Select the lines that hold the word "label" and copy each one.

Extracted data entries:
-.-.-

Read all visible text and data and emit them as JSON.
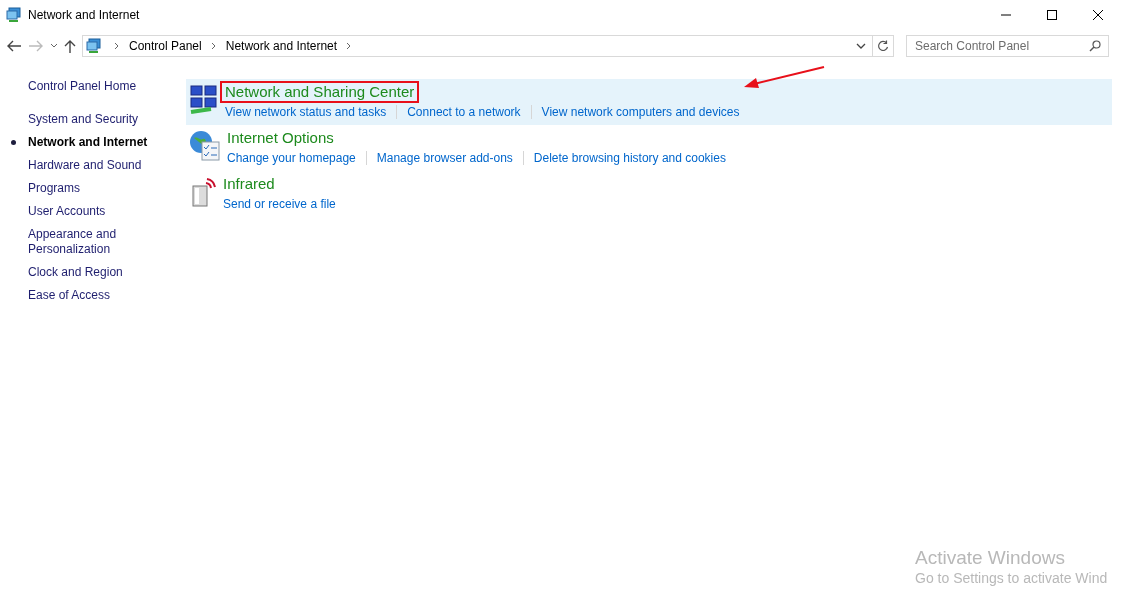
{
  "window": {
    "title": "Network and Internet"
  },
  "address_bar": {
    "crumbs": [
      "Control Panel",
      "Network and Internet"
    ]
  },
  "search": {
    "placeholder": "Search Control Panel"
  },
  "sidebar": {
    "home": "Control Panel Home",
    "items": [
      {
        "label": "System and Security",
        "selected": false
      },
      {
        "label": "Network and Internet",
        "selected": true
      },
      {
        "label": "Hardware and Sound",
        "selected": false
      },
      {
        "label": "Programs",
        "selected": false
      },
      {
        "label": "User Accounts",
        "selected": false
      },
      {
        "label": "Appearance and Personalization",
        "selected": false
      },
      {
        "label": "Clock and Region",
        "selected": false
      },
      {
        "label": "Ease of Access",
        "selected": false
      }
    ]
  },
  "categories": [
    {
      "kind": "network",
      "title": "Network and Sharing Center",
      "selected": true,
      "annotated": true,
      "links": [
        "View network status and tasks",
        "Connect to a network",
        "View network computers and devices"
      ]
    },
    {
      "kind": "internet",
      "title": "Internet Options",
      "selected": false,
      "annotated": false,
      "links": [
        "Change your homepage",
        "Manage browser add-ons",
        "Delete browsing history and cookies"
      ]
    },
    {
      "kind": "infrared",
      "title": "Infrared",
      "selected": false,
      "annotated": false,
      "links": [
        "Send or receive a file"
      ]
    }
  ],
  "activation": {
    "title": "Activate Windows",
    "message": "Go to Settings to activate Wind"
  }
}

-.-.-

> _Answer to this task_
        "label": "System and Security",
        "label": "Network and Internet",
        "label": "Hardware and Sound",
        "label": "Programs",
        "label": "User Accounts",
        "label": "Appearance and Personalization",
        "label": "Clock and Region",
        "label": "Ease of Access",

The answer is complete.